----- DATA SHOWN -----

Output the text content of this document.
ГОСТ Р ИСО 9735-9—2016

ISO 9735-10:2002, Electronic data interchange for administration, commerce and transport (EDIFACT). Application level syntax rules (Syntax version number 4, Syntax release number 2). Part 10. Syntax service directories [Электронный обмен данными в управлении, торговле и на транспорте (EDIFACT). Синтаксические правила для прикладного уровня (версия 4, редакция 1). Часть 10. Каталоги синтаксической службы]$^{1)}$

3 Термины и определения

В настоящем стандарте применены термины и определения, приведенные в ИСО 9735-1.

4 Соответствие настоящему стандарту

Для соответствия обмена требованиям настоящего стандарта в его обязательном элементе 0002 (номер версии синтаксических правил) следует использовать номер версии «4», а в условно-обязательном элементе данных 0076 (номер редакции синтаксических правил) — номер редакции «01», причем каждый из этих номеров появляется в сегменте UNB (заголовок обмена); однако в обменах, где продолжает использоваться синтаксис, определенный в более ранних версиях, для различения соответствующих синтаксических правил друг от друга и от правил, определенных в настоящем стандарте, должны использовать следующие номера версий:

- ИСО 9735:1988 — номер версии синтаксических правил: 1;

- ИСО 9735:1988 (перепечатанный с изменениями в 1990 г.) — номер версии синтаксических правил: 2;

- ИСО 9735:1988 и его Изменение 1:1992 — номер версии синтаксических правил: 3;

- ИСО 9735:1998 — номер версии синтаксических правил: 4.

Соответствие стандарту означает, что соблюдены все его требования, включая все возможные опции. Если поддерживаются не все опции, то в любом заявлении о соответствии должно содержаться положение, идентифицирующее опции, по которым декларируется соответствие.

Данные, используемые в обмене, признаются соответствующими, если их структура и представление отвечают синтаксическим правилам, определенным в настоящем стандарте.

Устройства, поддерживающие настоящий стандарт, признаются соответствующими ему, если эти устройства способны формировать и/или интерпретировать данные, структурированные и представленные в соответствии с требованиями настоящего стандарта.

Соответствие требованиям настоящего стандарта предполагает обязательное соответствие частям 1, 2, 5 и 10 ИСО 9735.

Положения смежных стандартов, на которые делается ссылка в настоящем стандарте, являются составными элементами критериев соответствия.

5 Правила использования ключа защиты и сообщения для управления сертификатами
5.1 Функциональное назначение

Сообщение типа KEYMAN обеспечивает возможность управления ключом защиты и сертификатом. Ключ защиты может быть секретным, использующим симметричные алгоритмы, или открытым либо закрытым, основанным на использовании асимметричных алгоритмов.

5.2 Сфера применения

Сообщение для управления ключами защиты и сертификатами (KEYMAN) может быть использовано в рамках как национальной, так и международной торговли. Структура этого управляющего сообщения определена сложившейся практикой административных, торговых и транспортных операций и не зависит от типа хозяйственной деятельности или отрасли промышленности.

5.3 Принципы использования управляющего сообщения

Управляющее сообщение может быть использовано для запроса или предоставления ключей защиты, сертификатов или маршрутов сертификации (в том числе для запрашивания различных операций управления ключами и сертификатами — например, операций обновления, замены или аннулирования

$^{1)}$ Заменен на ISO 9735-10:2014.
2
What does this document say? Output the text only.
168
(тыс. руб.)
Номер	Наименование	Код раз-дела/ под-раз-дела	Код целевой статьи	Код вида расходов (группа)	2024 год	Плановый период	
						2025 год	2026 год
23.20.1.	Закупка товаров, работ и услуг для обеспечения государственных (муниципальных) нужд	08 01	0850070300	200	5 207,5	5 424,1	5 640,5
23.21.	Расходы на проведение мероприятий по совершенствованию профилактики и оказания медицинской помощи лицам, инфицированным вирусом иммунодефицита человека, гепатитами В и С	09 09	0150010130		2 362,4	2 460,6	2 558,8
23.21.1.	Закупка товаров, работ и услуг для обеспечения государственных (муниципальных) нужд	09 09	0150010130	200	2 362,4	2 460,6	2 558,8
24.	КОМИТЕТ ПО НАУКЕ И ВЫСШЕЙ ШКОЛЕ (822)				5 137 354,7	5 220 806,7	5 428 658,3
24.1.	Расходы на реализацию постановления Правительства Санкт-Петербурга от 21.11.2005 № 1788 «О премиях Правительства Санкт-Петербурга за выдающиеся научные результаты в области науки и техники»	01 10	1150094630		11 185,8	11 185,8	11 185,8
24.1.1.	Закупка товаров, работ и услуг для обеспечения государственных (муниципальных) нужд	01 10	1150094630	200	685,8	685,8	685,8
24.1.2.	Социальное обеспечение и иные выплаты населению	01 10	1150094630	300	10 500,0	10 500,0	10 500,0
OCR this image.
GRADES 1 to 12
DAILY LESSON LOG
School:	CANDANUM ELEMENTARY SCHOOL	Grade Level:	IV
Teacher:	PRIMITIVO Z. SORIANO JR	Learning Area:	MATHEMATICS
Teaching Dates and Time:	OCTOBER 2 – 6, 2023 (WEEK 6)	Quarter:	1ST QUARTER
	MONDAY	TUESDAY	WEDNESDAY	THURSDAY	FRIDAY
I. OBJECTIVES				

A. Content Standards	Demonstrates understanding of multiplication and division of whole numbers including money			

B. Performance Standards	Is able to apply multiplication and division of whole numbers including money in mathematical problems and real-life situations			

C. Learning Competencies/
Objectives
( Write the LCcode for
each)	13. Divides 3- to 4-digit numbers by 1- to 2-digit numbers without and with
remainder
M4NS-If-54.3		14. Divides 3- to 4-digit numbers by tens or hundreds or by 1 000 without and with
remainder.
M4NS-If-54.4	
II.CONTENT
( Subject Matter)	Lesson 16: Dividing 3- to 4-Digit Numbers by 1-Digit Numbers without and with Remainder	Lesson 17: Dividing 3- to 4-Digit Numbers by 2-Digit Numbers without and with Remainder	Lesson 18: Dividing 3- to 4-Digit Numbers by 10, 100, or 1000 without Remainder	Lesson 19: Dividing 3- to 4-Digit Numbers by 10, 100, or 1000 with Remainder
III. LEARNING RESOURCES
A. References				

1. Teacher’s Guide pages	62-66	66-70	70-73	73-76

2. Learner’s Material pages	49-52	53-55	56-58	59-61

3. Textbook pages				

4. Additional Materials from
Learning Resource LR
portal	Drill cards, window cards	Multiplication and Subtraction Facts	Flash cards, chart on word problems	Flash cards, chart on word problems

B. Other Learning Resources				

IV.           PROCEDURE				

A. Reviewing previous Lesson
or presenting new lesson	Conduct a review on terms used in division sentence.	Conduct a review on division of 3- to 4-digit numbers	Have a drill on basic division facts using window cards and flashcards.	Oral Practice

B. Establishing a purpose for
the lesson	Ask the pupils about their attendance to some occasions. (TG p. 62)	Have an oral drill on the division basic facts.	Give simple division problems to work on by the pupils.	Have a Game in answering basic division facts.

-----

- STATED PROBLEM -
Copy out every line where the word "стандарта" occurs.

- EXERCISE RESULT -
Для соответствия обмена требованиям настоящего стандарта в его обязательном элементе 0002 (номер версии синтаксических правил) следует использовать номер версии «4», а в условно-обязательном элементе данных 0076 (номер редакции синтаксических правил) — номер редакции «01», причем каждый из этих номеров появляется в сегменте UNB (заголовок обмена); однако в обменах, где продолжает использоваться синтаксис, определенный в более ранних версиях, для различения соответствующих синтаксических правил друг от друга и от правил, определенных в настоящем стандарте, должны использовать следующие номера версий:
Устройства, поддерживающие настоящий стандарт, признаются соответствующими ему, если эти устройства способны формировать и/или интерпретировать данные, структурированные и представленные в соответствии с требованиями настоящего стандарта.
Соответствие требованиям настоящего стандарта предполагает обязательное соответствие частям 1, 2, 5 и 10 ИСО 9735.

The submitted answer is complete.